DIRECTIVE: Repeat each line exactly, leaving nothing out.

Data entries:
►

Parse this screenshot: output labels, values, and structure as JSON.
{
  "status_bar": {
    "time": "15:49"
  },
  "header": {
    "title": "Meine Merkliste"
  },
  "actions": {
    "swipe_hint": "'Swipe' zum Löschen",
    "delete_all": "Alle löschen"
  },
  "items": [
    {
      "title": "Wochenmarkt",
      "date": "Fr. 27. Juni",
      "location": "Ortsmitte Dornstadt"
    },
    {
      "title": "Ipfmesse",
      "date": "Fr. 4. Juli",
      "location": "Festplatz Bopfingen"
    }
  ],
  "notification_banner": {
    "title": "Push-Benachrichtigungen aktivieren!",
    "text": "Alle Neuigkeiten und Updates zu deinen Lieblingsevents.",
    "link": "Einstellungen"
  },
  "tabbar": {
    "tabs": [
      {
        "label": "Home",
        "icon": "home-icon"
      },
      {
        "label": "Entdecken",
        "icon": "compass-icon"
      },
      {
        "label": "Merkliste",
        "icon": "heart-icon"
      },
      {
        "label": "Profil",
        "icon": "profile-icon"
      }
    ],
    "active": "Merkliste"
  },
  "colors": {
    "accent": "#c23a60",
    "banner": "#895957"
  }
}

◄

PROBLEM SOLUTION:
Parse this screenshot: output labels, values, and structure as JSON.
{
  "status_bar": {
    "time": "15:49"
  },
  "header": {
    "title": "Meine Merkliste"
  },
  "actions": {
    "swipe_hint": "'Swipe' zum Löschen",
    "delete_all": "Alle löschen"
  },
  "items": [
    {
      "title": "Wochenmarkt",
      "date": "Fr. 27. Juni",
      "location": "Ortsmitte Dornstadt"
    },
    {
      "title": "Ipfmesse",
      "date": "Fr. 4. Juli",
      "location": "Festplatz Bopfingen"
    }
  ],
  "notification_banner": {
    "title": "Push-Benachrichtigungen aktivieren!",
    "text": "Alle Neuigkeiten und Updates zu deinen Lieblingsevents.",
    "link": "Einstellungen"
  },
  "tabbar": {
    "tabs": [
      {
        "label": "Home",
        "icon": "home-icon"
      },
      {
        "label": "Entdecken",
        "icon": "compass-icon"
      },
      {
        "label": "Merkliste",
        "icon": "heart-icon"
      },
      {
        "label": "Profil",
        "icon": "profile-icon"
      }
    ],
    "active": "Merkliste"
  },
  "colors": {
    "accent": "#c23a60",
    "banner": "#895957"
  }
}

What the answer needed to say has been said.